Task requirements: Repeat the entries that follow verbatim, without any of their pictures.

Records provided:
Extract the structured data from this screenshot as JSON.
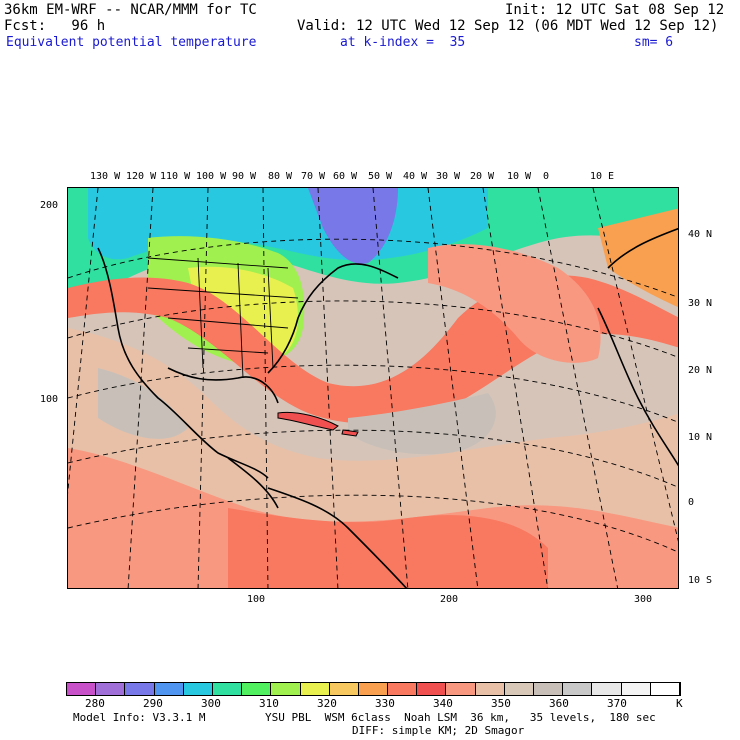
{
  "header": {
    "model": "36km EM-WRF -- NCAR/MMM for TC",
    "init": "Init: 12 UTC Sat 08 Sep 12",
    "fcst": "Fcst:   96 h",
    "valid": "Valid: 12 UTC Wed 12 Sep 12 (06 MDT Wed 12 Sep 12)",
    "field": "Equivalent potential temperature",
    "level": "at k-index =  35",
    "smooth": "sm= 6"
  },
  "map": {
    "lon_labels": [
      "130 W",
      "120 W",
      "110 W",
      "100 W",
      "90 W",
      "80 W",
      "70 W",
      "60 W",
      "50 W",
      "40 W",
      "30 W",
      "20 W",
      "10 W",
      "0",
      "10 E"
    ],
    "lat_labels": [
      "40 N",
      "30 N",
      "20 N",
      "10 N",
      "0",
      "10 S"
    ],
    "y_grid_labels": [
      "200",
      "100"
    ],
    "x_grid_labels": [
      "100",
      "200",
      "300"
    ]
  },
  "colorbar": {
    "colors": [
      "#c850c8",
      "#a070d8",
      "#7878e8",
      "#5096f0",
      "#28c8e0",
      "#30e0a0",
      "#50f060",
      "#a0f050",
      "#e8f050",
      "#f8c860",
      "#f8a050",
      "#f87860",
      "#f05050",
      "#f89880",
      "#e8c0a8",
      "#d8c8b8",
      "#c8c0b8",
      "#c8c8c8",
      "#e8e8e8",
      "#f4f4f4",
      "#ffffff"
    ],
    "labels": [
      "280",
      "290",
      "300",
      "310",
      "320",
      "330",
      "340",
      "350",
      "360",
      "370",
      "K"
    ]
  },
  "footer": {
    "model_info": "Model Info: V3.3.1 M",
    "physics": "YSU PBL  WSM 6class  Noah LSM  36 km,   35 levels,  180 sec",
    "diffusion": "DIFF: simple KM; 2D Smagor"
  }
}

Final result:
Extract the structured data from this screenshot as JSON.
{
  "header": {
    "model": "36km EM-WRF -- NCAR/MMM for TC",
    "init": "Init: 12 UTC Sat 08 Sep 12",
    "fcst": "Fcst:   96 h",
    "valid": "Valid: 12 UTC Wed 12 Sep 12 (06 MDT Wed 12 Sep 12)",
    "field": "Equivalent potential temperature",
    "level": "at k-index =  35",
    "smooth": "sm= 6"
  },
  "map": {
    "lon_labels": [
      "130 W",
      "120 W",
      "110 W",
      "100 W",
      "90 W",
      "80 W",
      "70 W",
      "60 W",
      "50 W",
      "40 W",
      "30 W",
      "20 W",
      "10 W",
      "0",
      "10 E"
    ],
    "lat_labels": [
      "40 N",
      "30 N",
      "20 N",
      "10 N",
      "0",
      "10 S"
    ],
    "y_grid_labels": [
      "200",
      "100"
    ],
    "x_grid_labels": [
      "100",
      "200",
      "300"
    ]
  },
  "colorbar": {
    "colors": [
      "#c850c8",
      "#a070d8",
      "#7878e8",
      "#5096f0",
      "#28c8e0",
      "#30e0a0",
      "#50f060",
      "#a0f050",
      "#e8f050",
      "#f8c860",
      "#f8a050",
      "#f87860",
      "#f05050",
      "#f89880",
      "#e8c0a8",
      "#d8c8b8",
      "#c8c0b8",
      "#c8c8c8",
      "#e8e8e8",
      "#f4f4f4",
      "#ffffff"
    ],
    "labels": [
      "280",
      "290",
      "300",
      "310",
      "320",
      "330",
      "340",
      "350",
      "360",
      "370",
      "K"
    ]
  },
  "footer": {
    "model_info": "Model Info: V3.3.1 M",
    "physics": "YSU PBL  WSM 6class  Noah LSM  36 km,   35 levels,  180 sec",
    "diffusion": "DIFF: simple KM; 2D Smagor"
  }
}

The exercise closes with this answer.